◆ **SET TASK**
Scan the material for the word "certain", and copy each line where it shows up.

** start of STORED RECORDS **

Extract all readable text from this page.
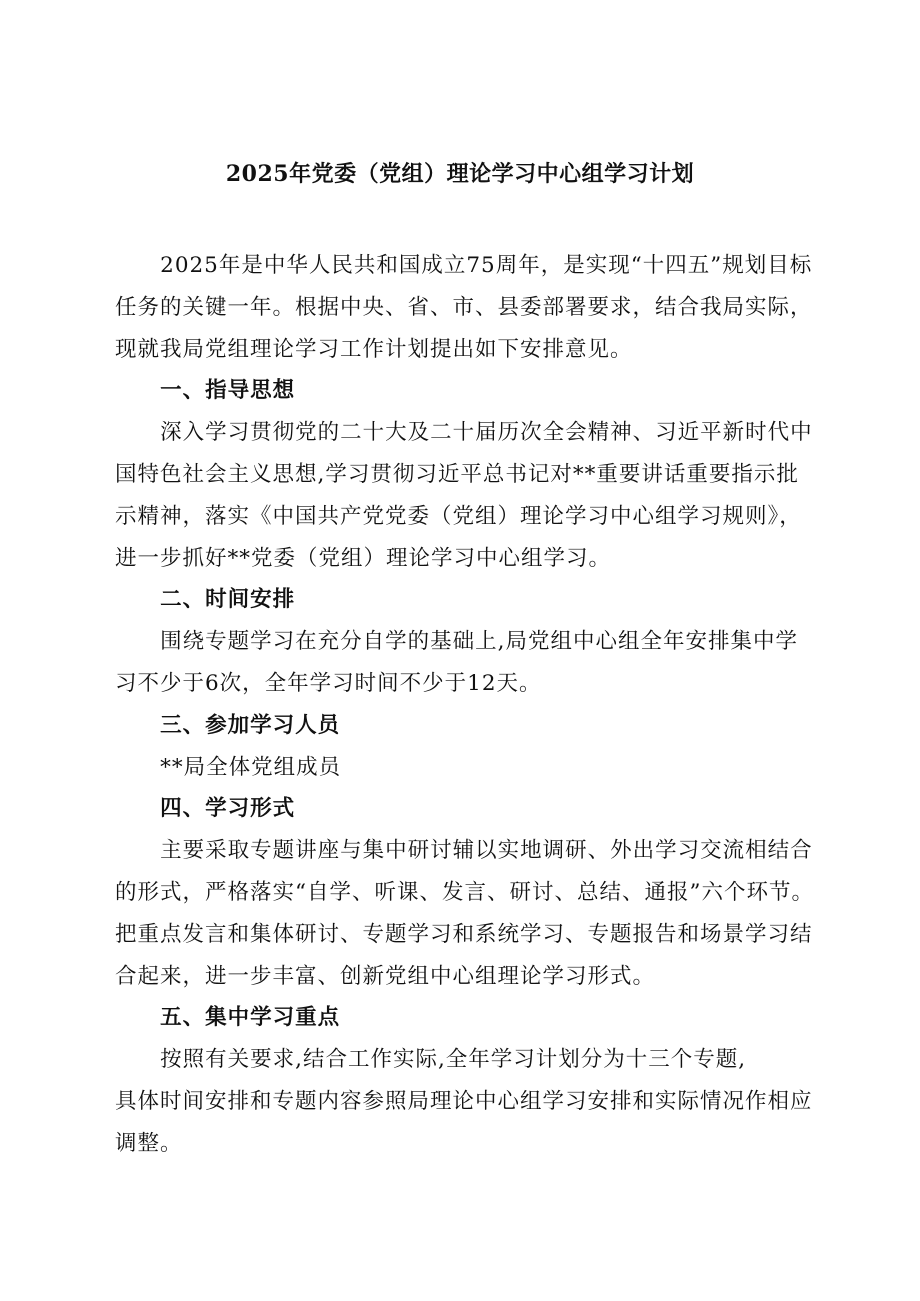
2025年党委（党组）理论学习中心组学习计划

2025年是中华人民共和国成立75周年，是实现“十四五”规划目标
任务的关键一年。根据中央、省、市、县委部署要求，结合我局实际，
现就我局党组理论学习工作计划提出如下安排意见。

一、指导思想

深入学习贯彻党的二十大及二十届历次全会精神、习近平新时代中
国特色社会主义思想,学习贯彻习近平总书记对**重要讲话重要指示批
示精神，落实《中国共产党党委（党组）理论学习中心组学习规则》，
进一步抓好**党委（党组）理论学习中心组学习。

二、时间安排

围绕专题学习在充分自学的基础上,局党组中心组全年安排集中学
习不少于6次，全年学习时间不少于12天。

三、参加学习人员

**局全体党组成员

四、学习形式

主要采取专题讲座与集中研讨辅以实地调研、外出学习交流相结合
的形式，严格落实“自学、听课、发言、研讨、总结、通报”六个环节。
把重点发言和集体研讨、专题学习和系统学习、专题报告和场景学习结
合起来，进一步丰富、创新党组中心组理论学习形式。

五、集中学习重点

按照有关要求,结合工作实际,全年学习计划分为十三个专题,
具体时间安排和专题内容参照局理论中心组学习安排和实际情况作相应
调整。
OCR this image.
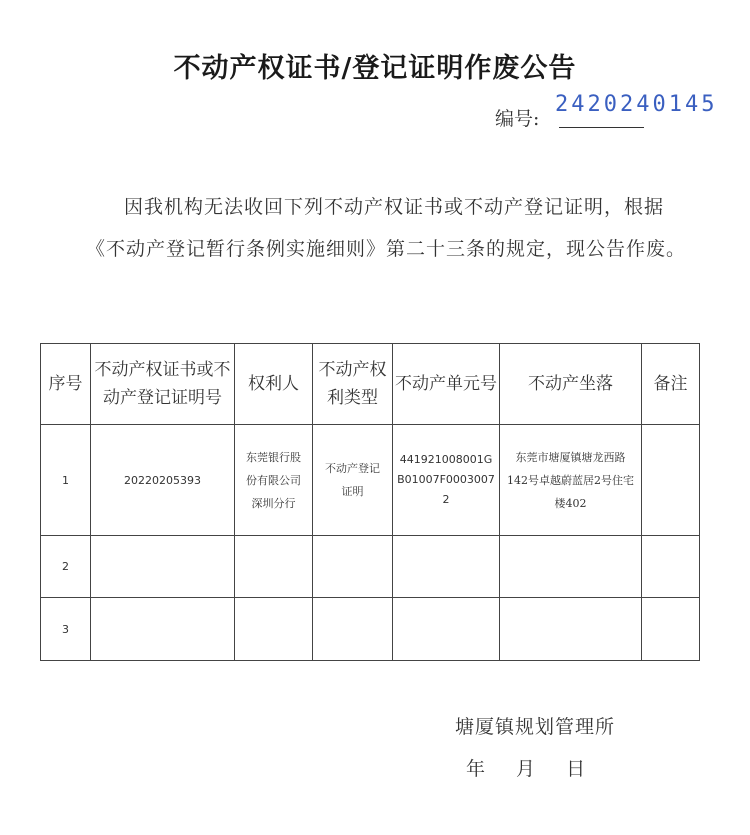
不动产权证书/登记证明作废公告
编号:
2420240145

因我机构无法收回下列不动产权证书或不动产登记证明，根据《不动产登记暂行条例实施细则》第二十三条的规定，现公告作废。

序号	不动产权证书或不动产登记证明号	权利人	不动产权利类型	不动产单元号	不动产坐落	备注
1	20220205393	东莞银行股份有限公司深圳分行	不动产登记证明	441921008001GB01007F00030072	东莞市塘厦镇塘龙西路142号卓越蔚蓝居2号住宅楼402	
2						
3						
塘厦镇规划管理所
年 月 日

** end of STORED RECORDS **
** start of STORED RECORDS **

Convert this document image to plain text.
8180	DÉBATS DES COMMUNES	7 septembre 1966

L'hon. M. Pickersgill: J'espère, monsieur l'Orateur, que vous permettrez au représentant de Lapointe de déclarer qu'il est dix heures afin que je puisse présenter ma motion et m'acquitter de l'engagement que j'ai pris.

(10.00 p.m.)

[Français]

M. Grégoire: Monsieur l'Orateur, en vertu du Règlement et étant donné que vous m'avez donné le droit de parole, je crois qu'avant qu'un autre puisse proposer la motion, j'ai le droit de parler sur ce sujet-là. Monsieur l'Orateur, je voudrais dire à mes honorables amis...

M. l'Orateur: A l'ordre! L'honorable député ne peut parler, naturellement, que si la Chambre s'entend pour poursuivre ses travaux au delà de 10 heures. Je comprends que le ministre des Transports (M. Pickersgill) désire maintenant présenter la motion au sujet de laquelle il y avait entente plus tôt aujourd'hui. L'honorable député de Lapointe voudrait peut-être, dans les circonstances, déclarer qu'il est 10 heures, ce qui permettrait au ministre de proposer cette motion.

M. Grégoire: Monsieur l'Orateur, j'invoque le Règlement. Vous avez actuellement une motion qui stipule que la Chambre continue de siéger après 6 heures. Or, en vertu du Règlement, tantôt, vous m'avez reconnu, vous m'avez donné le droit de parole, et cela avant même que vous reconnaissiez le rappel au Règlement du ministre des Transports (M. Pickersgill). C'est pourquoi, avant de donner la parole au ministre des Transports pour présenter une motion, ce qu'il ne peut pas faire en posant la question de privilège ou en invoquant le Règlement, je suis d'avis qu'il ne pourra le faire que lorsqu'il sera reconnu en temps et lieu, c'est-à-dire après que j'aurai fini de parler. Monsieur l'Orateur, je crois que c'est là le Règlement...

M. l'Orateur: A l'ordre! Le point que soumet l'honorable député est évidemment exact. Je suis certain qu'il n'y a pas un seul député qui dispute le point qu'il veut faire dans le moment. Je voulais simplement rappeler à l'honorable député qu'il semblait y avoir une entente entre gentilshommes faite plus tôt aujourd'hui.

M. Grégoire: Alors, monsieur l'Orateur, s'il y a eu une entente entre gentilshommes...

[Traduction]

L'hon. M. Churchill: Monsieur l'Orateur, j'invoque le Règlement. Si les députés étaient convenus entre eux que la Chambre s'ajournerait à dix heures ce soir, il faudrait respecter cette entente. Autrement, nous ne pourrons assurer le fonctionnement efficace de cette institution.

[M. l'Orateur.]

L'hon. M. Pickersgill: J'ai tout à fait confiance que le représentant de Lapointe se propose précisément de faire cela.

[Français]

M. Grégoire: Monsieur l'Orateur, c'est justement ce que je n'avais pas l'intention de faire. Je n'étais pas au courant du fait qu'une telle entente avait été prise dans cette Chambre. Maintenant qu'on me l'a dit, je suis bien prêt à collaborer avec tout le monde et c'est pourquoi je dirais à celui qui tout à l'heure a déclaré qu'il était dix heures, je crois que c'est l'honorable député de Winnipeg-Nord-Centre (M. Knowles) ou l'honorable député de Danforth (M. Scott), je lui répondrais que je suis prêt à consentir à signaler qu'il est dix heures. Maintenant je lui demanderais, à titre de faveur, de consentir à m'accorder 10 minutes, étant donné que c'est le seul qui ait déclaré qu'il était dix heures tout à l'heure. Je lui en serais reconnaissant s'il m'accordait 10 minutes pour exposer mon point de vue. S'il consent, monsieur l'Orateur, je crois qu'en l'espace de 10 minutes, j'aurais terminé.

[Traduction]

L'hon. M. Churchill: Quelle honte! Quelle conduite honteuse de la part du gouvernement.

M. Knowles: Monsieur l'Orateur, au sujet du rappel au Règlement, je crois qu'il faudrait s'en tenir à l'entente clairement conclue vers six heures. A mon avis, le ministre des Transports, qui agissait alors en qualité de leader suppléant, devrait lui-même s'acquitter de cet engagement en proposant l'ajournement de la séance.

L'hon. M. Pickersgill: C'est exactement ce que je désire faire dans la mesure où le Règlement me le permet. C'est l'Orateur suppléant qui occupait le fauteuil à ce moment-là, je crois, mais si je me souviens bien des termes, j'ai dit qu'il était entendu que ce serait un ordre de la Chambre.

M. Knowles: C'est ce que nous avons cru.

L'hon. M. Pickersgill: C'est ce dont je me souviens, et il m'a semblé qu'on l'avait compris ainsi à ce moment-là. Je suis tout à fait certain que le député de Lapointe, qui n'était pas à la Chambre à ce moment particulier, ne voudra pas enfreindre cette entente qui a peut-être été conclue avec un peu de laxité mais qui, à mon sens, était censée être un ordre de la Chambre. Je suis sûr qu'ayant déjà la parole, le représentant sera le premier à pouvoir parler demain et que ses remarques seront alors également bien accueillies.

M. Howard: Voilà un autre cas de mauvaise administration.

** end of STORED RECORDS **
** start of STORED RECORDS **

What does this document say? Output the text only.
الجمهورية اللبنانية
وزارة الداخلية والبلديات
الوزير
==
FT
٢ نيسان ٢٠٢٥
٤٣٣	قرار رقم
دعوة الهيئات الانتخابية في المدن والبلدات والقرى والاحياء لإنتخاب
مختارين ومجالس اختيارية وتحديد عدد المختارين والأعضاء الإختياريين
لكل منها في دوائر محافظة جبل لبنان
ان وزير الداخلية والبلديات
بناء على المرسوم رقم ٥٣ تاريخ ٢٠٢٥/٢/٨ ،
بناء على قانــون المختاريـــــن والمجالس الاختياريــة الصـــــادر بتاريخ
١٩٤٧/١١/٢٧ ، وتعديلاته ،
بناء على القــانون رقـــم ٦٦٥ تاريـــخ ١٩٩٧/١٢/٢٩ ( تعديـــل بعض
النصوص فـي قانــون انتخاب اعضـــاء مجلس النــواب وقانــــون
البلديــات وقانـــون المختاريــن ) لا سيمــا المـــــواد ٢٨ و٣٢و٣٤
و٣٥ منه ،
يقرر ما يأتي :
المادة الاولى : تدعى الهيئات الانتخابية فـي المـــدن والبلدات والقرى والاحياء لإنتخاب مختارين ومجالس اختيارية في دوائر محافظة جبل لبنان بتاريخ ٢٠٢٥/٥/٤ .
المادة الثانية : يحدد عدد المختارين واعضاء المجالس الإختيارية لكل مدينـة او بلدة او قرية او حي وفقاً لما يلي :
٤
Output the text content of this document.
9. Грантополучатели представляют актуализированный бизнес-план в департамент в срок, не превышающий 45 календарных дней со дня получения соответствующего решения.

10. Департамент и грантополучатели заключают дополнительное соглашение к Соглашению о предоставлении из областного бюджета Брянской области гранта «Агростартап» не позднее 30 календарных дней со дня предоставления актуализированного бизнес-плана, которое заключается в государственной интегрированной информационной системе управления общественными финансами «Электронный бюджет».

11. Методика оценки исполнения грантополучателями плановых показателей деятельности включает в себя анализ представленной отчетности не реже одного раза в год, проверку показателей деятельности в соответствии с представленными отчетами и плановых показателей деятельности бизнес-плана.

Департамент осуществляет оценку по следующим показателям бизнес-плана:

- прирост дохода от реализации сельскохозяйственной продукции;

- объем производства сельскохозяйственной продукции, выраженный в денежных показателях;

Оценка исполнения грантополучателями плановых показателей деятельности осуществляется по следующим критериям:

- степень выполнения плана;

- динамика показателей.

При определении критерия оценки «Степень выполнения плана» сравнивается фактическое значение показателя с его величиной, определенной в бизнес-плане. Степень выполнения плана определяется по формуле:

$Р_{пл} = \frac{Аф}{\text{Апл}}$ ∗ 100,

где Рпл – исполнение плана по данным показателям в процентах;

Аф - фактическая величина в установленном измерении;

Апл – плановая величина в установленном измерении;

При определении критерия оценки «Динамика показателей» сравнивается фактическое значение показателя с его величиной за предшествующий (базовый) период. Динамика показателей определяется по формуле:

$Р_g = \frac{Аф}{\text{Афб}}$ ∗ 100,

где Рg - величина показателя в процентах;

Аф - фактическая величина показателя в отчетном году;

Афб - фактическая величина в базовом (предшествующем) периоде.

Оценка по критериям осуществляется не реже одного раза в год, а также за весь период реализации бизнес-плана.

** end of STORED RECORDS **

◆ **EXERCISE SOLUTION**
M. l'Orateur: A l'ordre! Le point que soumet l'honorable député est évidemment exact. Je suis certain qu'il n'y a pas un seul député qui dispute le point qu'il veut faire dans le moment. Je voulais simplement rappeler à l'honorable député qu'il semblait y avoir une entente entre gentilshommes faite plus tôt aujourd'hui.
L'hon. M. Pickersgill: C'est ce dont je me souviens, et il m'a semblé qu'on l'avait compris ainsi à ce moment-là. Je suis tout à fait certain que le député de Lapointe, qui n'était pas à la Chambre à ce moment particulier, ne voudra pas enfreindre cette entente qui a peut-être été conclue avec un peu de laxité mais qui, à mon sens, était censée être un ordre de la Chambre. Je suis sûr qu'ayant déjà la parole, le représentant sera le premier à pouvoir parler demain et que ses remarques seront alors également bien accueillies.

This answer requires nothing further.